> [Problem details]
Copy out all lines with the word "TANK" in them.

§

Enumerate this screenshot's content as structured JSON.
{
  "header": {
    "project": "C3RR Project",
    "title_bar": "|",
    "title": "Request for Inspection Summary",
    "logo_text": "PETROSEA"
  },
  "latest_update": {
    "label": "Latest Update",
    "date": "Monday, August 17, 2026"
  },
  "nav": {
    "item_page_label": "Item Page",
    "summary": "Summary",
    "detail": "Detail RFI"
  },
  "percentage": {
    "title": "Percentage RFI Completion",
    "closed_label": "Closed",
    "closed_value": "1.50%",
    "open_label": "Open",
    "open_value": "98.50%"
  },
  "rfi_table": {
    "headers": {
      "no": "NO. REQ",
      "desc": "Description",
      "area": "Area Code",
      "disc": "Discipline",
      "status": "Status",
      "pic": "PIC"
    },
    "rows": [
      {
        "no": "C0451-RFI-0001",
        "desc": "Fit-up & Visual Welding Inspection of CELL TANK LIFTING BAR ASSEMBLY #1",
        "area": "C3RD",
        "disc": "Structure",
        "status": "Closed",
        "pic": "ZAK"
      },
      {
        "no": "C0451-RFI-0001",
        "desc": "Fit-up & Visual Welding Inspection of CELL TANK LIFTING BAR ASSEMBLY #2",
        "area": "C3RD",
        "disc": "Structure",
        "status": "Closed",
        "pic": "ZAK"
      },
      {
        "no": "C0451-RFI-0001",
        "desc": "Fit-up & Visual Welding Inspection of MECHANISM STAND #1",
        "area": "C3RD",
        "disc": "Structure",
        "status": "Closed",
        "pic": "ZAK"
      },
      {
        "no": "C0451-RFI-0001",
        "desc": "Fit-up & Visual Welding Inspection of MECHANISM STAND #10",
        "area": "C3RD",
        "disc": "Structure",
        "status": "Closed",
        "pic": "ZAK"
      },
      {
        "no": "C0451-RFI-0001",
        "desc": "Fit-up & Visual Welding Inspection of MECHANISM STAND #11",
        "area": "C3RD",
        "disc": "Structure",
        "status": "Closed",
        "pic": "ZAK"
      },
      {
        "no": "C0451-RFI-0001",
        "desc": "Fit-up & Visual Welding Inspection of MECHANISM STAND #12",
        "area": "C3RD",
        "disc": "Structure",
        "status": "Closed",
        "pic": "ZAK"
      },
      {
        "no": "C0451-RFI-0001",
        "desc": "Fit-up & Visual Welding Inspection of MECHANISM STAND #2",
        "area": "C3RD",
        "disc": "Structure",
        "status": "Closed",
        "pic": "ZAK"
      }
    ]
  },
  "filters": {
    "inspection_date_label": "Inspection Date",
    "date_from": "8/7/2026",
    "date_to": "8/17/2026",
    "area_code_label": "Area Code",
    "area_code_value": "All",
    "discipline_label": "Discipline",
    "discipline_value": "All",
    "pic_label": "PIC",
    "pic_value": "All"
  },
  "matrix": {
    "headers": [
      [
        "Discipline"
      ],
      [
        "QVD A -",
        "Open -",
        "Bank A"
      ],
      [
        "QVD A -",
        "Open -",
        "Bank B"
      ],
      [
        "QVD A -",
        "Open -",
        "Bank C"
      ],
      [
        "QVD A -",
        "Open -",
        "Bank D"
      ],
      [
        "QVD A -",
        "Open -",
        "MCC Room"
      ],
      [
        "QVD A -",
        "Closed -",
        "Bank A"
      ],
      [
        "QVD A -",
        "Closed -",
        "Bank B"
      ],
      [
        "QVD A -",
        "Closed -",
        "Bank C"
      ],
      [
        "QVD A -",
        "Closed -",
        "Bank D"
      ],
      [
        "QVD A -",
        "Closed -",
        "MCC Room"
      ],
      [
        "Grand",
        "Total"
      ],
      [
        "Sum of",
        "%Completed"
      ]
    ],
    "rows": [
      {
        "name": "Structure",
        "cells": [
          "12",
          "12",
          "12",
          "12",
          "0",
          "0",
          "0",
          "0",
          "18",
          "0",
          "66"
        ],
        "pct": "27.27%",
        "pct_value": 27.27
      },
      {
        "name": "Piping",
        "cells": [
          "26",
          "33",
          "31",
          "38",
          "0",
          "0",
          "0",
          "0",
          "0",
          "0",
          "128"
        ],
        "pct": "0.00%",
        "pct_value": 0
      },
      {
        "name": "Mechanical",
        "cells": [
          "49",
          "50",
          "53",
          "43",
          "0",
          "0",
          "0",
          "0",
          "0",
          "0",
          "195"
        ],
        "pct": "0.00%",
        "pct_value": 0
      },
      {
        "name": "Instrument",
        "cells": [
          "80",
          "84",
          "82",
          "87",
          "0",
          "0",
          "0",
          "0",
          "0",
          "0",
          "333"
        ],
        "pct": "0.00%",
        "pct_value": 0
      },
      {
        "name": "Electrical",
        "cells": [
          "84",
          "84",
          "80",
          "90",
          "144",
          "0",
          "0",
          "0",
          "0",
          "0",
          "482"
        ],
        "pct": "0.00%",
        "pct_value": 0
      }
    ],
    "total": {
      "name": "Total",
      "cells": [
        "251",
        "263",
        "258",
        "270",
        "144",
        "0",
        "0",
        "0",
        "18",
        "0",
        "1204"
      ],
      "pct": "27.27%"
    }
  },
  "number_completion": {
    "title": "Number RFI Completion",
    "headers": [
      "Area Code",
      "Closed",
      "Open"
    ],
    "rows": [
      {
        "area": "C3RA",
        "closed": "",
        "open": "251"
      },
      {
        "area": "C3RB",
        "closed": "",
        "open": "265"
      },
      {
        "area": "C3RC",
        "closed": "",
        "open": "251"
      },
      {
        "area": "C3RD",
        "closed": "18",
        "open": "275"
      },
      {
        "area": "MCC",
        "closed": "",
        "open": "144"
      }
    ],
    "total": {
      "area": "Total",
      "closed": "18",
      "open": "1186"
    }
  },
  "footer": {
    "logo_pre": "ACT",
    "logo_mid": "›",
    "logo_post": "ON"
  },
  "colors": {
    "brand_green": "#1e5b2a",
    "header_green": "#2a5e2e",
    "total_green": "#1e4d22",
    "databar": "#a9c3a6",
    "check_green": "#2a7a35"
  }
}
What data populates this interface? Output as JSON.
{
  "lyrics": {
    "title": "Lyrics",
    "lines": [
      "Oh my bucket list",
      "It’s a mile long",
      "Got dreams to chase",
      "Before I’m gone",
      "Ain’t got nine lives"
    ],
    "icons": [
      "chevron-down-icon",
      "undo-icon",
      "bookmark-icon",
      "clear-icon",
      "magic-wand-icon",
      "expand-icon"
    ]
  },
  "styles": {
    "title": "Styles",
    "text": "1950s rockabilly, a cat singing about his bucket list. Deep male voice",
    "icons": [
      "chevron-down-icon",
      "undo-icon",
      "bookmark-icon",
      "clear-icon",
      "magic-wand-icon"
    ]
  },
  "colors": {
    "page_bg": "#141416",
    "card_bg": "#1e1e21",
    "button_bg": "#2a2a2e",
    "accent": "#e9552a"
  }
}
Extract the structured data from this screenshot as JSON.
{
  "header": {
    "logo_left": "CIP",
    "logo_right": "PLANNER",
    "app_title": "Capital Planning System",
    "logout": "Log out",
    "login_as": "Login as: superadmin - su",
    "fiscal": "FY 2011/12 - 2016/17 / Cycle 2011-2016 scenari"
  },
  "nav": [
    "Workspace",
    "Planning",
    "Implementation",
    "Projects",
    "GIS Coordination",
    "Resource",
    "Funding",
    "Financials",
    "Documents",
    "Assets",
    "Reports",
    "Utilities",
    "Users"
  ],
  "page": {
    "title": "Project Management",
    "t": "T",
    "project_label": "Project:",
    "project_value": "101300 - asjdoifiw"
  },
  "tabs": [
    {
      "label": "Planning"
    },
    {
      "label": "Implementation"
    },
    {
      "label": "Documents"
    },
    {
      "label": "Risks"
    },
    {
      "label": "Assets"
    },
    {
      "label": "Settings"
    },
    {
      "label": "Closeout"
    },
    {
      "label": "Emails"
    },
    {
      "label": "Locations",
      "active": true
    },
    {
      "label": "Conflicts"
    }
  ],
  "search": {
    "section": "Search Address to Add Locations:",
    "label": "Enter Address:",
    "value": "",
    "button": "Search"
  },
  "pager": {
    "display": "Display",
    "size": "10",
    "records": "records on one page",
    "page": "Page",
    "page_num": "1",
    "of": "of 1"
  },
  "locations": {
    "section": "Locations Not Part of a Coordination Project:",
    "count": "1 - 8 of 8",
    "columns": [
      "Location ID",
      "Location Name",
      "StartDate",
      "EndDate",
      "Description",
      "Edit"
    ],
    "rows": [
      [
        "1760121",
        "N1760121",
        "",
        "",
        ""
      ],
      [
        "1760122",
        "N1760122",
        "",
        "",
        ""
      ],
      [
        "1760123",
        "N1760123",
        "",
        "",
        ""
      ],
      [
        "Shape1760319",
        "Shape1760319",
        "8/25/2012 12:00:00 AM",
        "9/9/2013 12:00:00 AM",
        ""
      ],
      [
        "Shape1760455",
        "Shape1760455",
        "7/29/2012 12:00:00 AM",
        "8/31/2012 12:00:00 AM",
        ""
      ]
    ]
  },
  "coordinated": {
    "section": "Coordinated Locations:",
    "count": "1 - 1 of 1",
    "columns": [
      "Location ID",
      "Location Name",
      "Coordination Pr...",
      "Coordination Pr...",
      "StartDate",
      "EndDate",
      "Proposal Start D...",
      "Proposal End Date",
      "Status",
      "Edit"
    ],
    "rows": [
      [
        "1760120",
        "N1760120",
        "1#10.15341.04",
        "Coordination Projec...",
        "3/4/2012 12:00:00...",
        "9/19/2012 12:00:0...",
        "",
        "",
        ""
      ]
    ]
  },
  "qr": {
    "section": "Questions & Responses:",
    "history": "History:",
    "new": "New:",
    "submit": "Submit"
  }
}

§

> [Answer to this problem]
        "desc": "Fit-up & Visual Welding Inspection of CELL TANK LIFTING BAR ASSEMBLY #1",
        "desc": "Fit-up & Visual Welding Inspection of CELL TANK LIFTING BAR ASSEMBLY #2",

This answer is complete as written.